**PROBLEM DETAILS:** Extract the complete data exactly as given.

**MATERIAL SHOWN:**

↓↓↓

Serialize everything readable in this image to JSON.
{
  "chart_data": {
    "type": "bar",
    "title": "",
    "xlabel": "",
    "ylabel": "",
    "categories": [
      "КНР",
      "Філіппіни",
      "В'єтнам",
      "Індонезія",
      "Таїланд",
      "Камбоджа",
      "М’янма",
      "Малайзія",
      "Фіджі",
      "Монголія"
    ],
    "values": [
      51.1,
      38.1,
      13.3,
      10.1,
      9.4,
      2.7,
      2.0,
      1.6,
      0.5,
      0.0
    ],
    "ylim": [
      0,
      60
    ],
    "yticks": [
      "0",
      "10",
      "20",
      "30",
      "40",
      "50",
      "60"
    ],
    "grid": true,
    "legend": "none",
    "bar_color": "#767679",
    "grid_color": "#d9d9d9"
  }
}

↑↑↑

**OUTPUT BELOW:**
Serialize everything readable in this image to JSON.
{
  "chart_data": {
    "type": "bar",
    "title": "",
    "xlabel": "",
    "ylabel": "",
    "categories": [
      "КНР",
      "Філіппіни",
      "В'єтнам",
      "Індонезія",
      "Таїланд",
      "Камбоджа",
      "М’янма",
      "Малайзія",
      "Фіджі",
      "Монголія"
    ],
    "values": [
      51.1,
      38.1,
      13.3,
      10.1,
      9.4,
      2.7,
      2.0,
      1.6,
      0.5,
      0.0
    ],
    "ylim": [
      0,
      60
    ],
    "yticks": [
      "0",
      "10",
      "20",
      "30",
      "40",
      "50",
      "60"
    ],
    "grid": true,
    "legend": "none",
    "bar_color": "#767679",
    "grid_color": "#d9d9d9"
  }
}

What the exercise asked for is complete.